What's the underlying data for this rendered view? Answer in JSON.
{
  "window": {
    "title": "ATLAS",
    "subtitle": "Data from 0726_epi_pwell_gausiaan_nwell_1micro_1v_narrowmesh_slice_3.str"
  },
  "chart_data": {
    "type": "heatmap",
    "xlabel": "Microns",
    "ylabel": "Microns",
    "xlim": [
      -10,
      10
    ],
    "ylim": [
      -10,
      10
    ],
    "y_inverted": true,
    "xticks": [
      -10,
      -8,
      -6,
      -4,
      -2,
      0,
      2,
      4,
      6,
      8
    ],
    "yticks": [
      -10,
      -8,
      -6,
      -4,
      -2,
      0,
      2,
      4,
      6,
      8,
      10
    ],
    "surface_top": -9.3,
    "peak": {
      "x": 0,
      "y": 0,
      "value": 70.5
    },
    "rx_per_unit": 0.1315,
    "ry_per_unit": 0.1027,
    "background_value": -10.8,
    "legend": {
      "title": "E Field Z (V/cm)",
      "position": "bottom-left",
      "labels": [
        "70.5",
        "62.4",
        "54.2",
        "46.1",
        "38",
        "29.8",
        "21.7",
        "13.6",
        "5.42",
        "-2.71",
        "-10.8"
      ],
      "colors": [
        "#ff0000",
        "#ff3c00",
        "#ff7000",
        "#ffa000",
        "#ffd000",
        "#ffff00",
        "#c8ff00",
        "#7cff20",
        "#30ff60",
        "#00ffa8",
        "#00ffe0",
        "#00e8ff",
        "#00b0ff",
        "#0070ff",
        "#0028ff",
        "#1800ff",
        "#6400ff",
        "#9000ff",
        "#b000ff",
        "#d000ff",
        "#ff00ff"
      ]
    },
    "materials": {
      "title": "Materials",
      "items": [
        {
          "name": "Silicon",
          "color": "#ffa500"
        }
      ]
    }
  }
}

---+---

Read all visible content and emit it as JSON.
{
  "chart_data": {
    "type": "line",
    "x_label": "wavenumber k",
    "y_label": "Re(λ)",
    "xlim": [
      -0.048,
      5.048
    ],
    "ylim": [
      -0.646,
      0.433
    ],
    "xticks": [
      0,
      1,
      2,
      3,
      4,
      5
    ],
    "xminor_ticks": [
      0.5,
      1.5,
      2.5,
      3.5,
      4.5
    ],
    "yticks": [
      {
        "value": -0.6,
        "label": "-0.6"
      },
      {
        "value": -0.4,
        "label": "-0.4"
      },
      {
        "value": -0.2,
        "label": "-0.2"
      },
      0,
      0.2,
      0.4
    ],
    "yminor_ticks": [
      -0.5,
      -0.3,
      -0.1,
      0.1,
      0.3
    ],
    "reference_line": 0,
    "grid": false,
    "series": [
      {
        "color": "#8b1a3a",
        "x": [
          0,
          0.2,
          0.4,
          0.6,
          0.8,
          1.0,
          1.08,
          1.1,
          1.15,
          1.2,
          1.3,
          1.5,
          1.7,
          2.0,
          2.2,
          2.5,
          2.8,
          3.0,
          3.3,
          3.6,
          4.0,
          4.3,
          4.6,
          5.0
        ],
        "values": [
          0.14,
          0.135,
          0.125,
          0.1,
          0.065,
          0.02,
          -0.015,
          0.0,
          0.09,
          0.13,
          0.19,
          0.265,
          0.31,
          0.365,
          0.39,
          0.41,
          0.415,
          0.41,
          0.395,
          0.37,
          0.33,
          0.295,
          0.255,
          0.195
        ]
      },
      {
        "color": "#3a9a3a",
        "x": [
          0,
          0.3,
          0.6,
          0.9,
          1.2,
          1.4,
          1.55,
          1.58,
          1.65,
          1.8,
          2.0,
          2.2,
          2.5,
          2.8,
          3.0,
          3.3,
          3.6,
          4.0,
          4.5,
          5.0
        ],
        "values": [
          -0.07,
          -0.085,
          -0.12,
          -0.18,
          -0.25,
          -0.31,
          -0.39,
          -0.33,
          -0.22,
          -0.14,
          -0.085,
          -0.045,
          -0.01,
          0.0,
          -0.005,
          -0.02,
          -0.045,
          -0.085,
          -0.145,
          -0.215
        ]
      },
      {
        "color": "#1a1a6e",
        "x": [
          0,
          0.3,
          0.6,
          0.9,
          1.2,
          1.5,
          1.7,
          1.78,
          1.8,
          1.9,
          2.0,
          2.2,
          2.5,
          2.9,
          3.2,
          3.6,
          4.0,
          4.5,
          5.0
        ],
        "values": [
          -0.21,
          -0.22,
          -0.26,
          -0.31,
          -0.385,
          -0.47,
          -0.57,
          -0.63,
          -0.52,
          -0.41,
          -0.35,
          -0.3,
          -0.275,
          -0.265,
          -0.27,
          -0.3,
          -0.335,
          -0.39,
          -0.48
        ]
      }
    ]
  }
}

---+---

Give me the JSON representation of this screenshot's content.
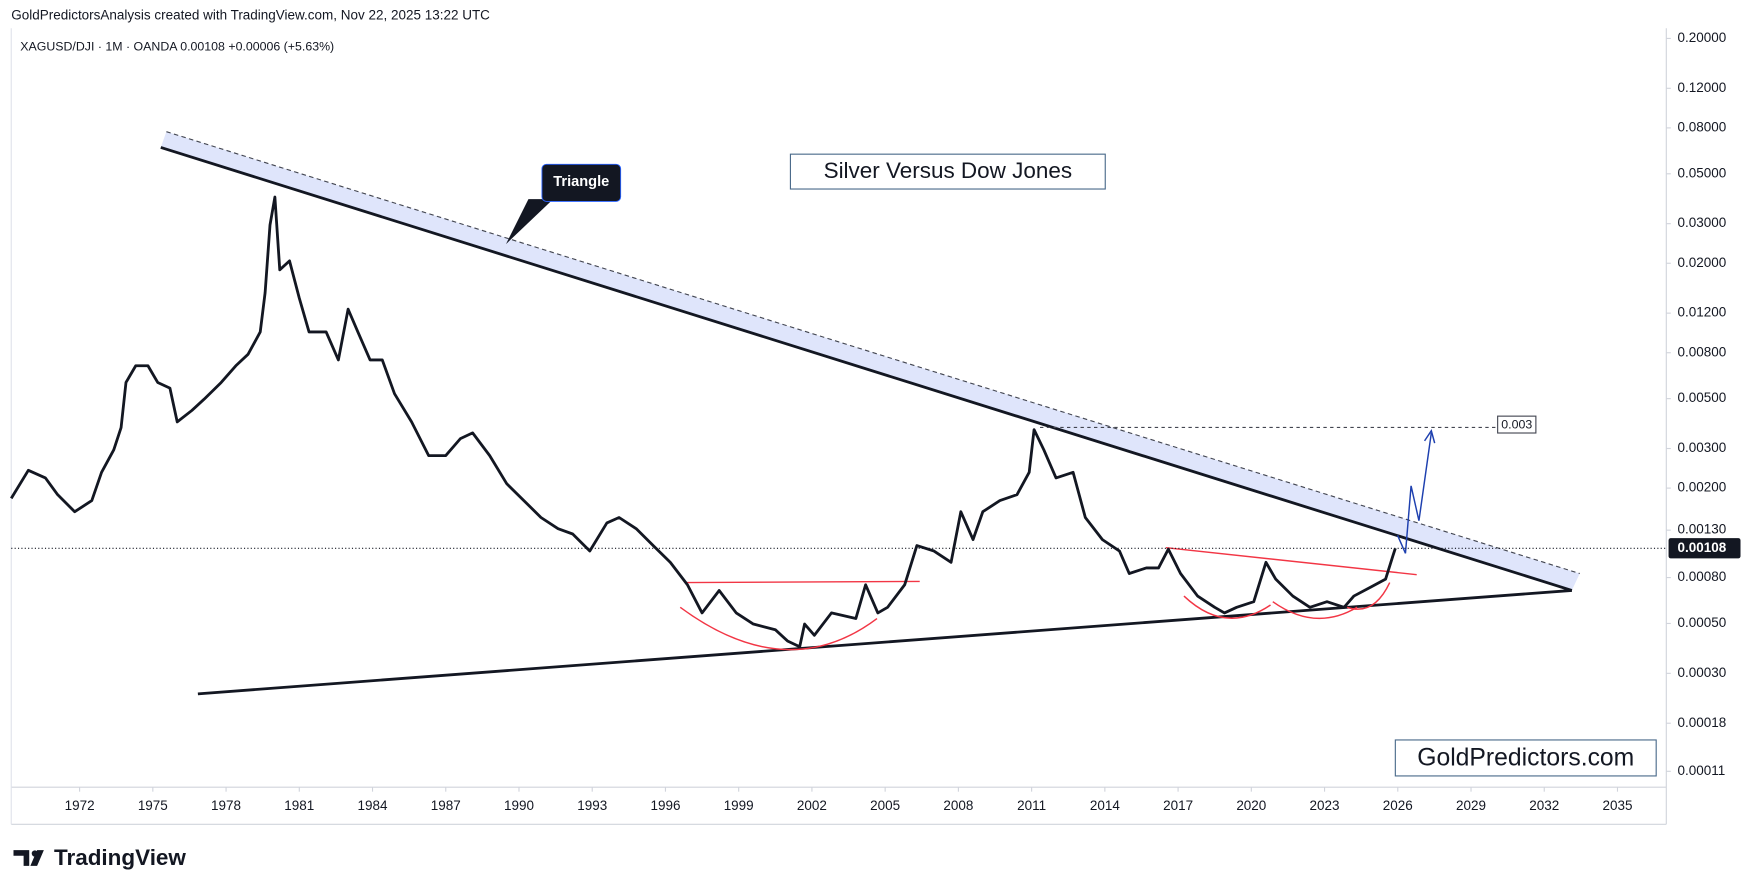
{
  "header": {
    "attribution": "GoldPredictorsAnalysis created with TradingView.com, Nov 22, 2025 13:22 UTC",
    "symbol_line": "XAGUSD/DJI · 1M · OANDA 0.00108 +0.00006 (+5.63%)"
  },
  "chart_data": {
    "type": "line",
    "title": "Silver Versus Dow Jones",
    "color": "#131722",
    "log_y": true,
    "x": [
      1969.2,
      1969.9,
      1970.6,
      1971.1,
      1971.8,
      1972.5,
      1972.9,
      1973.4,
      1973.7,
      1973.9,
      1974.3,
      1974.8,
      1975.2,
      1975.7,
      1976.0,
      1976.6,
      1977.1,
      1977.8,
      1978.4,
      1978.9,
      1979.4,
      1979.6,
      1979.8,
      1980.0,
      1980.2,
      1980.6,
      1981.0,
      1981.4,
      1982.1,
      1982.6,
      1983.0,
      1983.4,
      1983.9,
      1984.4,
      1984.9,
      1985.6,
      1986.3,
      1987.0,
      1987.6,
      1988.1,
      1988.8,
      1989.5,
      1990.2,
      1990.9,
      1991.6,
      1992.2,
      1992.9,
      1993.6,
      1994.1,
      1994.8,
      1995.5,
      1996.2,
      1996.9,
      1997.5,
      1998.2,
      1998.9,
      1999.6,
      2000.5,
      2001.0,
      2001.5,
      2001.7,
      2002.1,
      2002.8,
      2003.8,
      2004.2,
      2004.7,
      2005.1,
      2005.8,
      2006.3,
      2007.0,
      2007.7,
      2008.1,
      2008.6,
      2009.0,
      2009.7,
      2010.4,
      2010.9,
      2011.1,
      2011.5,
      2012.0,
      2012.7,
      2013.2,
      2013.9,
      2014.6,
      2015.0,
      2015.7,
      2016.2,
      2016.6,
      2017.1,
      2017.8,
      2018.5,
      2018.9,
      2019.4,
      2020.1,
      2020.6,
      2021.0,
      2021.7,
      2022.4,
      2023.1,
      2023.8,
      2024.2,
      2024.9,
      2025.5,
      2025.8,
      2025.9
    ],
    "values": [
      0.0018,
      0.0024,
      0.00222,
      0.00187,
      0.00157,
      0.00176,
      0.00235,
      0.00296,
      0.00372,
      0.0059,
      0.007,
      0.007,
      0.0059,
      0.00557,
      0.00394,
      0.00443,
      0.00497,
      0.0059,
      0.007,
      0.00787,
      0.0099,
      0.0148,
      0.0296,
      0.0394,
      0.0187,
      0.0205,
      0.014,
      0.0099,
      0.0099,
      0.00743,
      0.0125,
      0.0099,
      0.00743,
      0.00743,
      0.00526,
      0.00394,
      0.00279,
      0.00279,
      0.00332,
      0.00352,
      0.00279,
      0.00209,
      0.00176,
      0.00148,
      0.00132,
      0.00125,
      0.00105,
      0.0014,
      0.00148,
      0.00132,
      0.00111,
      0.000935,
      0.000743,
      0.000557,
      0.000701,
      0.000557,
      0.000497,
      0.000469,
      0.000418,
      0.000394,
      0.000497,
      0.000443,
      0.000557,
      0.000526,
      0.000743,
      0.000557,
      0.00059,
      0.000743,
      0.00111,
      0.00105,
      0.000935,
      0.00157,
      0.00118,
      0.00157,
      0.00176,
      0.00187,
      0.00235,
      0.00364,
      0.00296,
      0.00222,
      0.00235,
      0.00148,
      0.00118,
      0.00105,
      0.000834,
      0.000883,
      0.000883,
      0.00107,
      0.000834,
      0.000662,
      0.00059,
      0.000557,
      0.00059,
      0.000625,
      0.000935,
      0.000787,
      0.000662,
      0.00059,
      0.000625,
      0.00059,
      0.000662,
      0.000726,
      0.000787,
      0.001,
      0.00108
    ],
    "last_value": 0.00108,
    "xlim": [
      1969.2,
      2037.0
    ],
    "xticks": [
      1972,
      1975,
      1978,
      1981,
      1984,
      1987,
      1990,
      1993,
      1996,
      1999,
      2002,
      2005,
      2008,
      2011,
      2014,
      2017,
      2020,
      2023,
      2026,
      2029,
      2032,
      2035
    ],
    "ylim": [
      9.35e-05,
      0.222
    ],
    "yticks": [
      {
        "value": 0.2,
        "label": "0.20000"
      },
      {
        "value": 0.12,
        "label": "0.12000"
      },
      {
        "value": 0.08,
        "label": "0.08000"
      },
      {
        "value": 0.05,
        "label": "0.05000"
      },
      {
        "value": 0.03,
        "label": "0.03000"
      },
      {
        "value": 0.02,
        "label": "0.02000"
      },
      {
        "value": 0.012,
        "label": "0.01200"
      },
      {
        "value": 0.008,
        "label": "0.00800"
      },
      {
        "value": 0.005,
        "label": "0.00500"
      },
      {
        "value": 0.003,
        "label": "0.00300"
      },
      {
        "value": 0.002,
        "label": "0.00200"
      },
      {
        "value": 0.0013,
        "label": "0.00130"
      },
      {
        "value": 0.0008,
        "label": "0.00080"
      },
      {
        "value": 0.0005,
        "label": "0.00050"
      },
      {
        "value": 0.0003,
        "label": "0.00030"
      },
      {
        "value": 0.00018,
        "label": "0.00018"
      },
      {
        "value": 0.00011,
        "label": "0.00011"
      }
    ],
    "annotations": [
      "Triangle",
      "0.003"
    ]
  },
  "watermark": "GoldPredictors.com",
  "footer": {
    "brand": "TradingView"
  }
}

---+---

• [TASK BRIEF] Copy out each line of the listing that holds "JSON".

• [EXERCISE RESPONSE]
What's the underlying data for this rendered view? Answer in JSON.
Read all visible content and emit it as JSON.
Give me the JSON representation of this screenshot's content.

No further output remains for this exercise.